**Exercise**
All lines in the data bearing the string "name" should be identified and copied.

>> Begin Records provided

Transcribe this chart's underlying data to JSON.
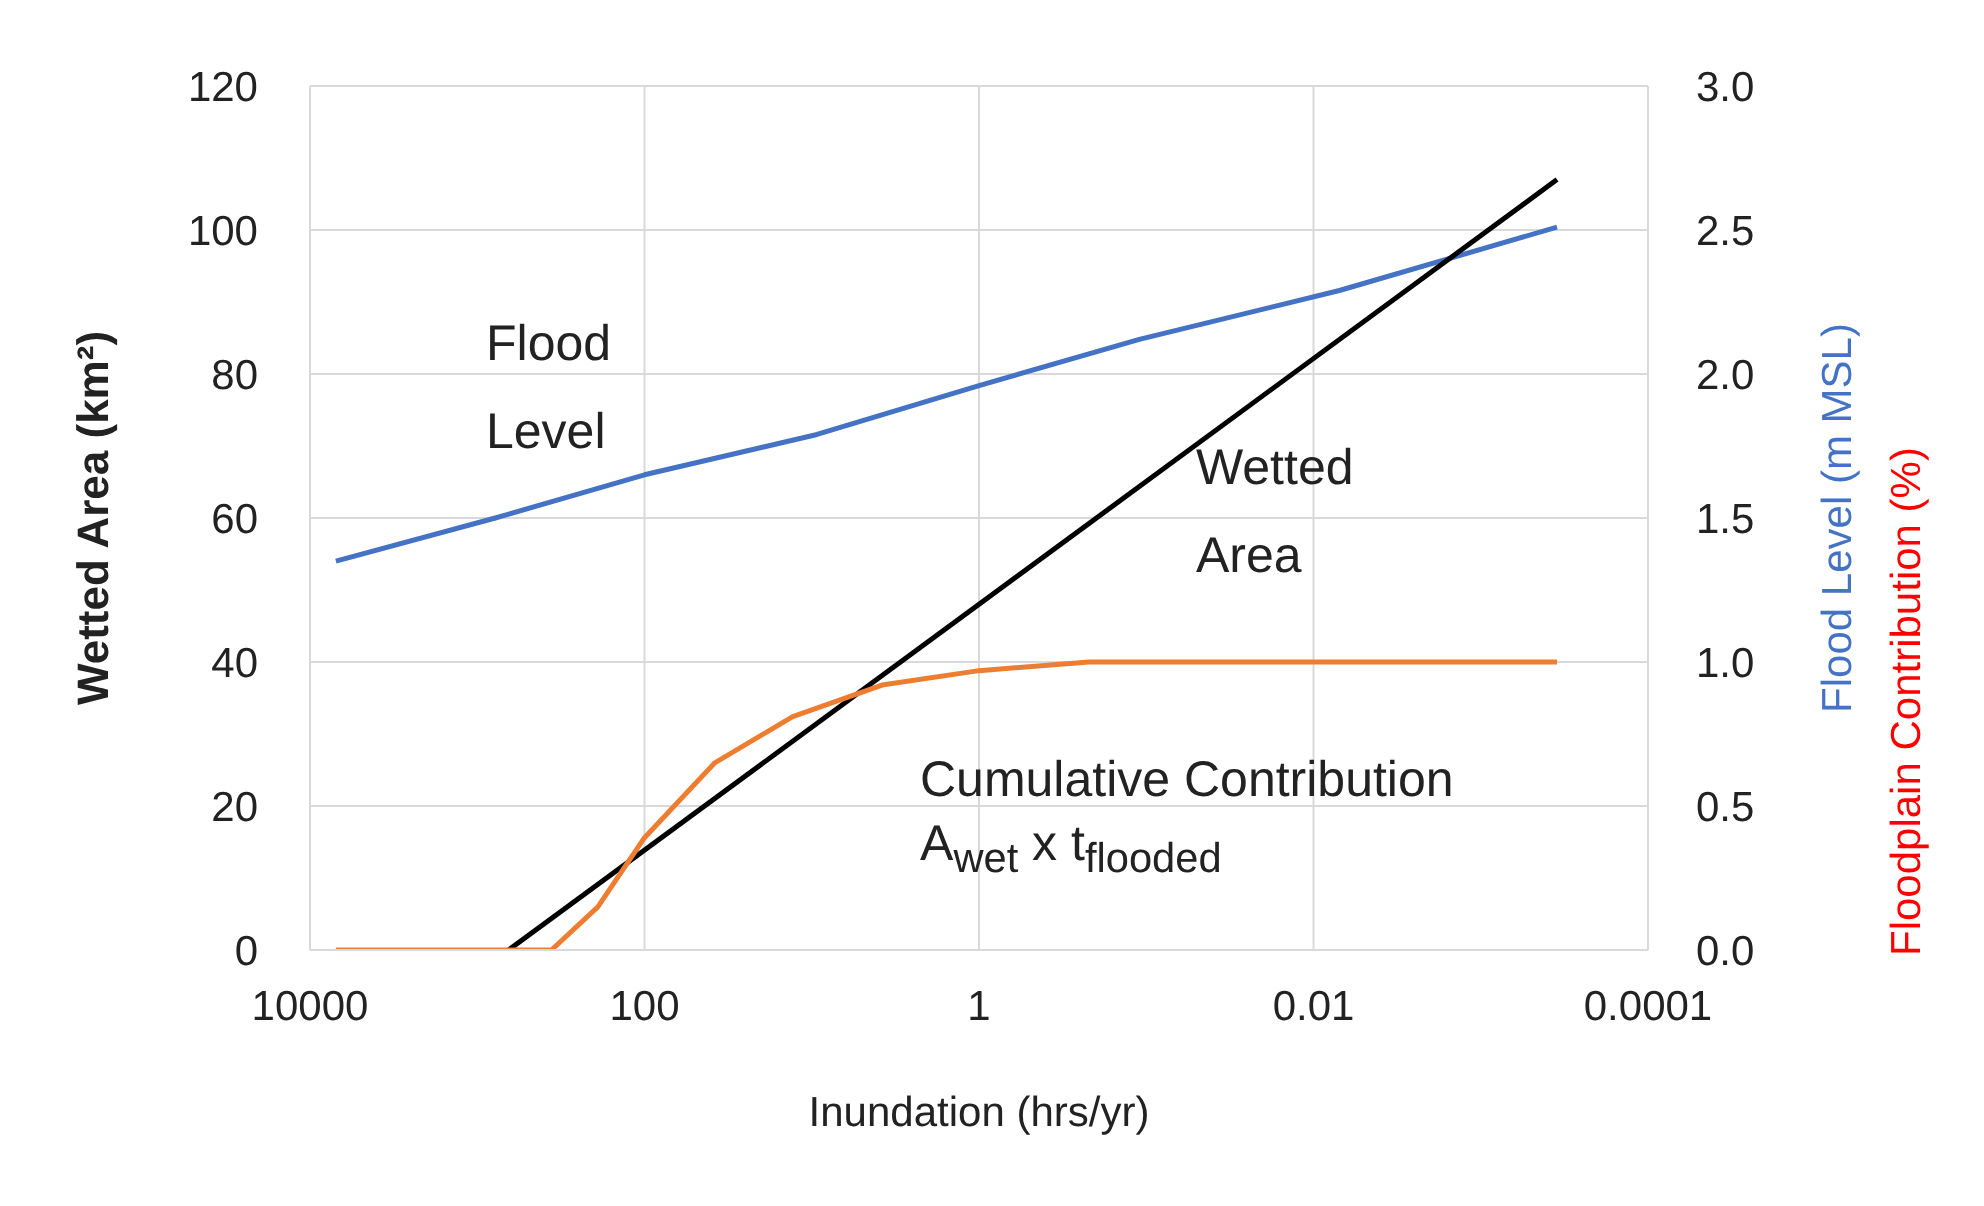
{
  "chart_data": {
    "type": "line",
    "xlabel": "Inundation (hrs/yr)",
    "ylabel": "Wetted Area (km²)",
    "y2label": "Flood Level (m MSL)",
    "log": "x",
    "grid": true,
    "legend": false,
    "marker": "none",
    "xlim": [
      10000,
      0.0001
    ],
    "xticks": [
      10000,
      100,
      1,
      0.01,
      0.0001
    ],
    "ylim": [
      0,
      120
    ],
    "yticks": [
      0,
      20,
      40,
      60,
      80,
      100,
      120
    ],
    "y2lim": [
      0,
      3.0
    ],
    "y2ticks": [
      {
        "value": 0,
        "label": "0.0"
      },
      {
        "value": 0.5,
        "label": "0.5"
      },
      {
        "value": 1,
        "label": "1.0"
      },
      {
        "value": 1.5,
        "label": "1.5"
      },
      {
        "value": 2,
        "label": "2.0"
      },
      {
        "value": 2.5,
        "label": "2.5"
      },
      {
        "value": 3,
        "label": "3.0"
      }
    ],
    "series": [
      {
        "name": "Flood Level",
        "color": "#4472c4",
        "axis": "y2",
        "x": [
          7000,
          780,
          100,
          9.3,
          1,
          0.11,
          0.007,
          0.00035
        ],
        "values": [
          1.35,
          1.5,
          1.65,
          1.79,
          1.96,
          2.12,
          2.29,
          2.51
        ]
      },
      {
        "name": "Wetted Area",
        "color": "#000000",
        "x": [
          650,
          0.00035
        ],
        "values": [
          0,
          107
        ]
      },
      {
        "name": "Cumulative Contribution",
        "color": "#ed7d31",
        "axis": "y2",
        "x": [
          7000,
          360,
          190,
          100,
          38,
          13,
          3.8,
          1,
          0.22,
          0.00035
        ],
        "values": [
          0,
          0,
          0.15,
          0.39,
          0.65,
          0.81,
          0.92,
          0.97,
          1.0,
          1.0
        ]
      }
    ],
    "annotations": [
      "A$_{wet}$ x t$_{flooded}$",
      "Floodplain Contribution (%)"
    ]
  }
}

>> End Records provided

**Task result**
        "name": "Flood Level",
        "name": "Wetted Area",
        "name": "Cumulative Contribution",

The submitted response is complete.